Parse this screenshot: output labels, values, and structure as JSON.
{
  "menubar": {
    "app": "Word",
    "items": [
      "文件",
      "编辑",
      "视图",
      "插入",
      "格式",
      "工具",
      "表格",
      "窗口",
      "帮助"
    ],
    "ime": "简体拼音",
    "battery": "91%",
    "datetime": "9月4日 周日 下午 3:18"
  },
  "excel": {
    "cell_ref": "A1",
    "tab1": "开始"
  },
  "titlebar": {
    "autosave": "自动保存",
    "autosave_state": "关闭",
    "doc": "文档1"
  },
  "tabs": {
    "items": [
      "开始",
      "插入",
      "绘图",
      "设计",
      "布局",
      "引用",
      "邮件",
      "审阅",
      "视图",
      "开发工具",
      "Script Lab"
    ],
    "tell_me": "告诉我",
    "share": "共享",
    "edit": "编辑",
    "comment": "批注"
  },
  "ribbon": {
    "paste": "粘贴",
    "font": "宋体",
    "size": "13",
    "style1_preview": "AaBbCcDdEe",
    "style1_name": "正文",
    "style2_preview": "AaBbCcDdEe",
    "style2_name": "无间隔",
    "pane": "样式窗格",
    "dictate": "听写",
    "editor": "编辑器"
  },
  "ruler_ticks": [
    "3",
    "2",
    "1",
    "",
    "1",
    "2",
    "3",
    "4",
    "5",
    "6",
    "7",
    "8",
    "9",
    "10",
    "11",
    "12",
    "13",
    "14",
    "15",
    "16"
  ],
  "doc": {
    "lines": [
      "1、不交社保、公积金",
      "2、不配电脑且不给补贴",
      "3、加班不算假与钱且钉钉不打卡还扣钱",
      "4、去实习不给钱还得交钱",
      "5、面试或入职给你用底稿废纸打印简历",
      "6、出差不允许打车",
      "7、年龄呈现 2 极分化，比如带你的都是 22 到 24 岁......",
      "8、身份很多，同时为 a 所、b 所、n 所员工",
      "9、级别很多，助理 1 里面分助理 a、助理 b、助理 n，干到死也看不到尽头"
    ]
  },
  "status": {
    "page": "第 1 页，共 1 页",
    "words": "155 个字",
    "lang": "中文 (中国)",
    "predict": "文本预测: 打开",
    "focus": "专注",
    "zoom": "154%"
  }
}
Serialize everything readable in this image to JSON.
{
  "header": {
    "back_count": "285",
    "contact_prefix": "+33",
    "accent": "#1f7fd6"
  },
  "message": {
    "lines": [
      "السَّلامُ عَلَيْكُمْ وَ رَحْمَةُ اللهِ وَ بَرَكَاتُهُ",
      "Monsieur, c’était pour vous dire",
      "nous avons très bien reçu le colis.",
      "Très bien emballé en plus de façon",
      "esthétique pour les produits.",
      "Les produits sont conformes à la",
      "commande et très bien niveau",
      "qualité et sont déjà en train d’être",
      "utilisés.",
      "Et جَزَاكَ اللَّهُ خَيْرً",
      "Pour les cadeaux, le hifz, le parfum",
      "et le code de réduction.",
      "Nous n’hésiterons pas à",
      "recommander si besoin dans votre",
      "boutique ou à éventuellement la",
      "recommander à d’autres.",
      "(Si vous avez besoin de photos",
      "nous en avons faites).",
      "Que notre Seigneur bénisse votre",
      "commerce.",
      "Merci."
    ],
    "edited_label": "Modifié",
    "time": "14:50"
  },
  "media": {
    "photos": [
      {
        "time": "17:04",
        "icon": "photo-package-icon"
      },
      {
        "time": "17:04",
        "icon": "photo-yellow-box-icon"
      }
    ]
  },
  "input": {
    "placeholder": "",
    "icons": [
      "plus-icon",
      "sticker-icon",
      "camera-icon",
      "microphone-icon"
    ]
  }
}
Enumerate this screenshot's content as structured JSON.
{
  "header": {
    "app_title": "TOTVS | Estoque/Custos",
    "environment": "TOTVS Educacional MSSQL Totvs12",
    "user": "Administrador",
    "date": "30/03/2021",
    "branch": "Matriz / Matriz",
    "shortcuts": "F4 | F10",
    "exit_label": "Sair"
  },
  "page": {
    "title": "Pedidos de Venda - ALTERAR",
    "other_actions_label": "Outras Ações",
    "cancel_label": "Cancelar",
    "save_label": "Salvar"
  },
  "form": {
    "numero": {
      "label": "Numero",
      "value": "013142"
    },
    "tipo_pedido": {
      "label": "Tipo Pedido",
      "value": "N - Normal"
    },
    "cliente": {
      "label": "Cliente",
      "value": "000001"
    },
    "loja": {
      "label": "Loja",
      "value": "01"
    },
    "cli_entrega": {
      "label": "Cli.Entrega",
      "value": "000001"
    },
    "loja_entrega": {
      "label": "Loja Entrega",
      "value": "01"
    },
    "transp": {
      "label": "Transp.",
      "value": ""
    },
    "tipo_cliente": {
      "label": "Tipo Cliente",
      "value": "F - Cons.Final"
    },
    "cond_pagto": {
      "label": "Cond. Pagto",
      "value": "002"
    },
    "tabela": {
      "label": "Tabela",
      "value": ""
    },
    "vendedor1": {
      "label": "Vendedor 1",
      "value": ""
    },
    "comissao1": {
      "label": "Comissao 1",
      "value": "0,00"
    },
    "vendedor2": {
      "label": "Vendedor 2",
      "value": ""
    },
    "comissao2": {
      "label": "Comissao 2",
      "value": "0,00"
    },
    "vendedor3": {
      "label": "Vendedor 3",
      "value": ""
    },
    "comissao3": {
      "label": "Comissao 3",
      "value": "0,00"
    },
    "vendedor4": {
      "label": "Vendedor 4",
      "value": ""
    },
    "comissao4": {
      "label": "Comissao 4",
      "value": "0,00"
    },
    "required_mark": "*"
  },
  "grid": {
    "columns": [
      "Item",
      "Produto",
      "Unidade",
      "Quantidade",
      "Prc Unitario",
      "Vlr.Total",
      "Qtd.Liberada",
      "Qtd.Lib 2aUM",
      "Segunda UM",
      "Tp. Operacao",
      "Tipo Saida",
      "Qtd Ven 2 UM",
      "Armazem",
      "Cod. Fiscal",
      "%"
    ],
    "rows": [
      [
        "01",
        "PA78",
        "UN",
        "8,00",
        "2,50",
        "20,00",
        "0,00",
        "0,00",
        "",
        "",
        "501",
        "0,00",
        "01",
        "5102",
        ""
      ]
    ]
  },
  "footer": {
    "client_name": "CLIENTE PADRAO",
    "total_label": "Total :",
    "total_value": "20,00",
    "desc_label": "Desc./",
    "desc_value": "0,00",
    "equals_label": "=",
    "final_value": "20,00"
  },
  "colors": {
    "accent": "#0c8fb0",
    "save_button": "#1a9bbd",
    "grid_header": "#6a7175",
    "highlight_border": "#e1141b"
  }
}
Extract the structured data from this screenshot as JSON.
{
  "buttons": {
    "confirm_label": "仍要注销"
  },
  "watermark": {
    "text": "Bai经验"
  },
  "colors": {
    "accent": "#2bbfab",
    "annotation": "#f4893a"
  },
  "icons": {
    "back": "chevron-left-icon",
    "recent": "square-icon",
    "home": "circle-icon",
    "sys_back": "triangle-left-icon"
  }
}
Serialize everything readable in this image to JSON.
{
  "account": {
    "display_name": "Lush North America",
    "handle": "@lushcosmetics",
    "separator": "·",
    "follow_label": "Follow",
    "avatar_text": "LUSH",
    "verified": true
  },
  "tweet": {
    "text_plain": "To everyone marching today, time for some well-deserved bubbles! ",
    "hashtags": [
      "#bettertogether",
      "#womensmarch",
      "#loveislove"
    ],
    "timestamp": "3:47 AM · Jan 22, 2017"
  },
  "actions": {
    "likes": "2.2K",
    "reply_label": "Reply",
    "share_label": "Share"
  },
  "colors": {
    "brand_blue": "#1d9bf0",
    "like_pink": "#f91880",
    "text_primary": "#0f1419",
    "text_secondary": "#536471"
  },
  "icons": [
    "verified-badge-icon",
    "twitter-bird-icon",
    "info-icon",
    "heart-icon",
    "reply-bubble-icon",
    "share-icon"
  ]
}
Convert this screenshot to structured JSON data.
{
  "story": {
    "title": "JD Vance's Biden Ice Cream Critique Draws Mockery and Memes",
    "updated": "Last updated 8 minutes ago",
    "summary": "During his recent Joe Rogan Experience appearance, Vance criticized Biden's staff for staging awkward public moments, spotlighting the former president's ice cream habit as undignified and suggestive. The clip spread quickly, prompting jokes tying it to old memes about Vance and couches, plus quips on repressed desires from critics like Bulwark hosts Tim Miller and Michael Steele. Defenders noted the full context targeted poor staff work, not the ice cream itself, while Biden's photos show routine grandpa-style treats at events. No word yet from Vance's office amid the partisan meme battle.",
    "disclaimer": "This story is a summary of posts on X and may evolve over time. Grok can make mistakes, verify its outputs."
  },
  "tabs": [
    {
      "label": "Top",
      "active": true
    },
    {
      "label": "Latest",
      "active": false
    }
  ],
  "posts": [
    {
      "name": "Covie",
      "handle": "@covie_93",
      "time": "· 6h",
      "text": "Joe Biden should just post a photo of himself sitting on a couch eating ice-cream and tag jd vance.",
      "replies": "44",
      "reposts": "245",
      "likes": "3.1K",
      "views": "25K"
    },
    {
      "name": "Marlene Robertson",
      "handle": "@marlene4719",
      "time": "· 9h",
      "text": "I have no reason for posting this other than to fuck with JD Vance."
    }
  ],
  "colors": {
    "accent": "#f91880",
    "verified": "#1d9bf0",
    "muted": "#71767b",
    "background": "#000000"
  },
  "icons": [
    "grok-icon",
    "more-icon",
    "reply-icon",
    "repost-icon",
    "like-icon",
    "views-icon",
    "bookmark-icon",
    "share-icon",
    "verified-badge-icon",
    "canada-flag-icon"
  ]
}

**TO BE DONE**: Wherever "data" shows up in a line, copy that line.

**EXPECTED OUTPUT**:
Extract the structured data from this screenshot as JSON.
Convert this screenshot to structured JSON data.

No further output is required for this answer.